begin Records provided

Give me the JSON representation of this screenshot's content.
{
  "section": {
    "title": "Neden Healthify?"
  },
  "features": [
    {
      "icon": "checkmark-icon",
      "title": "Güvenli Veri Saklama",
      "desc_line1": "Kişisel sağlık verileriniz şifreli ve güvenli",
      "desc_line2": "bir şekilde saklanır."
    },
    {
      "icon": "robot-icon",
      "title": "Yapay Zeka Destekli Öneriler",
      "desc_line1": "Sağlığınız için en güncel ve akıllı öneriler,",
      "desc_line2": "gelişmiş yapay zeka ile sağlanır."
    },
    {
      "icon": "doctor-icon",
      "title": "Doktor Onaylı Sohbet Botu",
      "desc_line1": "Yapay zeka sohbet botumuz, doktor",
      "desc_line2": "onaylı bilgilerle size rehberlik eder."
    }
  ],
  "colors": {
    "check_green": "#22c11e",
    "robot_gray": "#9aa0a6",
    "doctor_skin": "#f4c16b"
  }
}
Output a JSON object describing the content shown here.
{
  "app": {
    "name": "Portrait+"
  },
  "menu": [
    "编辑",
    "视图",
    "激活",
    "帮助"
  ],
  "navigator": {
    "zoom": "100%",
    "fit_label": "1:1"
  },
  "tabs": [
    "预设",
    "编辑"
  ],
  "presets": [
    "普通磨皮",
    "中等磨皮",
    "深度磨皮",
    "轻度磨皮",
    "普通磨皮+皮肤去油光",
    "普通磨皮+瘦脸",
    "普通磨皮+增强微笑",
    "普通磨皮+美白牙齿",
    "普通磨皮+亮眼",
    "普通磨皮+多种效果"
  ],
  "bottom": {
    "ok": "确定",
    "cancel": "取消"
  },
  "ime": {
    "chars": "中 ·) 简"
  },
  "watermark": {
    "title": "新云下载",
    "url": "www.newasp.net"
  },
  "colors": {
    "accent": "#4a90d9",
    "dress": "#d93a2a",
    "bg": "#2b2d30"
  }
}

end Records provided

# Job
All entries shown above should be printed again exactly.

# Final answer
Give me the JSON representation of this screenshot's content.
{
  "section": {
    "title": "Neden Healthify?"
  },
  "features": [
    {
      "icon": "checkmark-icon",
      "title": "Güvenli Veri Saklama",
      "desc_line1": "Kişisel sağlık verileriniz şifreli ve güvenli",
      "desc_line2": "bir şekilde saklanır."
    },
    {
      "icon": "robot-icon",
      "title": "Yapay Zeka Destekli Öneriler",
      "desc_line1": "Sağlığınız için en güncel ve akıllı öneriler,",
      "desc_line2": "gelişmiş yapay zeka ile sağlanır."
    },
    {
      "icon": "doctor-icon",
      "title": "Doktor Onaylı Sohbet Botu",
      "desc_line1": "Yapay zeka sohbet botumuz, doktor",
      "desc_line2": "onaylı bilgilerle size rehberlik eder."
    }
  ],
  "colors": {
    "check_green": "#22c11e",
    "robot_gray": "#9aa0a6",
    "doctor_skin": "#f4c16b"
  }
}
Output a JSON object describing the content shown here.
{
  "app": {
    "name": "Portrait+"
  },
  "menu": [
    "编辑",
    "视图",
    "激活",
    "帮助"
  ],
  "navigator": {
    "zoom": "100%",
    "fit_label": "1:1"
  },
  "tabs": [
    "预设",
    "编辑"
  ],
  "presets": [
    "普通磨皮",
    "中等磨皮",
    "深度磨皮",
    "轻度磨皮",
    "普通磨皮+皮肤去油光",
    "普通磨皮+瘦脸",
    "普通磨皮+增强微笑",
    "普通磨皮+美白牙齿",
    "普通磨皮+亮眼",
    "普通磨皮+多种效果"
  ],
  "bottom": {
    "ok": "确定",
    "cancel": "取消"
  },
  "ime": {
    "chars": "中 ·) 简"
  },
  "watermark": {
    "title": "新云下载",
    "url": "www.newasp.net"
  },
  "colors": {
    "accent": "#4a90d9",
    "dress": "#d93a2a",
    "bg": "#2b2d30"
  }
}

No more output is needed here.